[Task prompt]: Wherever the string "Familie" occurs in a line of these records, report that line.

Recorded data

^^^^

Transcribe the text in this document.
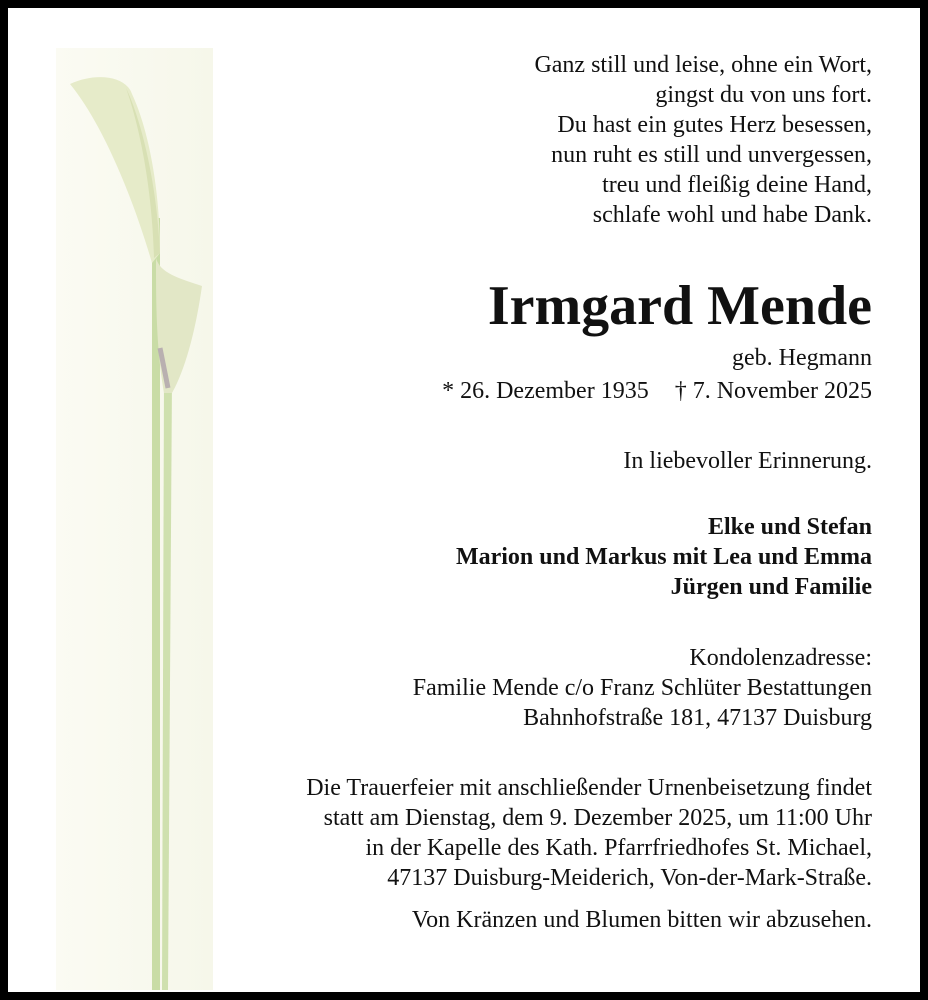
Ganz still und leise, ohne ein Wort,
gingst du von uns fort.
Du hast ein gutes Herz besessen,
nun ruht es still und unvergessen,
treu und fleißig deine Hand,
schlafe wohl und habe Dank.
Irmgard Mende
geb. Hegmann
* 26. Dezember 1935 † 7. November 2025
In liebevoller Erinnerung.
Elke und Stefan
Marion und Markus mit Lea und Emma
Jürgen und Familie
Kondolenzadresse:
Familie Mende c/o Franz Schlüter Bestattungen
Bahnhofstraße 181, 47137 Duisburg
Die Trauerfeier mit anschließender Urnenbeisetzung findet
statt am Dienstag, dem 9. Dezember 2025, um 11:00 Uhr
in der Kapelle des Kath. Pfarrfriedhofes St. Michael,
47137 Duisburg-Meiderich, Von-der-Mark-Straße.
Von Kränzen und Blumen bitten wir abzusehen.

^^^^

[Answer to this problem]:
Jürgen und Familie
Familie Mende c/o Franz Schlüter Bestattungen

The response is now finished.